**Set tasks**
**A)** From the text on PLC textbooks, extract the passage from "You might also" to "started out right.".
**B)** List every personal name that appears in the text on PLC textbooks.

As Ron said, I use the Petruzella text from McGraw-Hill ISBN# 0078298520 and the companion lab manual by the same author ISBN#0073010103. With the lab manual you will get the LogixPro simulator software and that is invaluable for learning PLCs, especially AB. As for the Dunning text, I have a copy of it and did not find it comprehensive enough for my classes. The Petruzella text is a little short in the analog area as are most, but dose an acceptable job of introducing some of the basics. I believe you will find that the available commercial texts are all going to lack the specific module info you are seeking, and that is especially true of the "smart" ones. There are just to many these days and to many variations of those. To cover them all to any depth in a text would not be practical. If you are studying the NT4, your instructor should be providing you with extra handouts specific to that module. If not, you can go to the AB site and get the manual yourself as Ron pointed out.
You might also check http://catalogs.mhhe.com/mhhe/viewP...isbn=0078298520 for more information on obtaining the Petruzella text, or you can use the ISBN number and get the book from Amazon.com or other book retailer. Often they will sell these books at less cost than a campus bookstore will.
If you need more info from me, just ask, I will be glad to try and help you out. There are many here on this site that will be glad to help get you started out right.

**Supplied information**
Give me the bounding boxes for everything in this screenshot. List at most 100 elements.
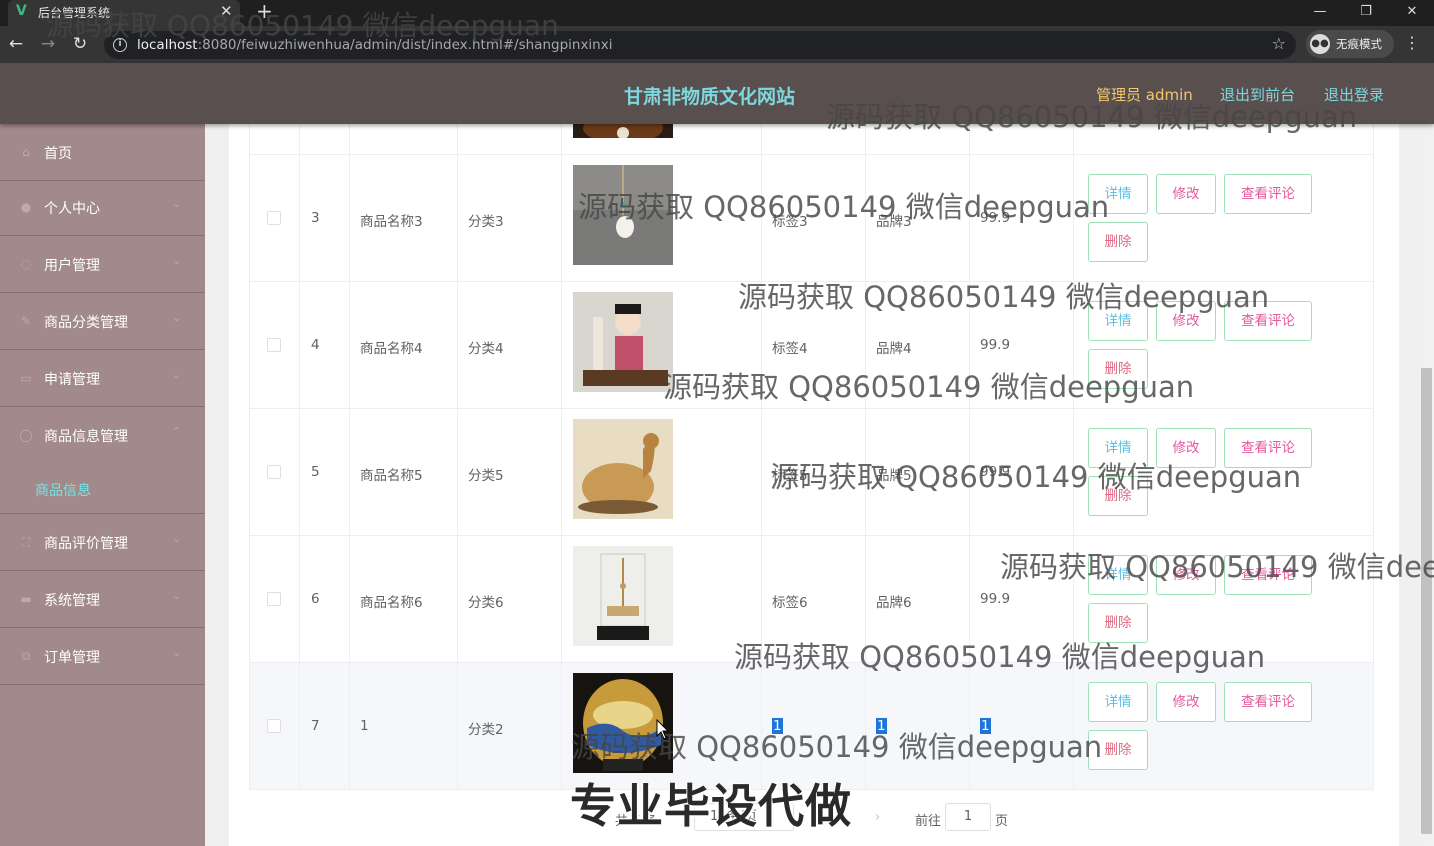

**Per-task outputs**
**A)**
You might also check http://catalogs.mhhe.com/mhhe/viewP...isbn=0078298520 for more information on obtaining the Petruzella text, or you can use the ISBN number and get the book from Amazon.com or other book retailer. Often they will sell these books at less cost than a campus bookstore will.
If you need more info from me, just ask, I will be glad to try and help you out. There are many here on this site that will be glad to help get you started out right.

**B)**
Ron
Petruzella
Dunning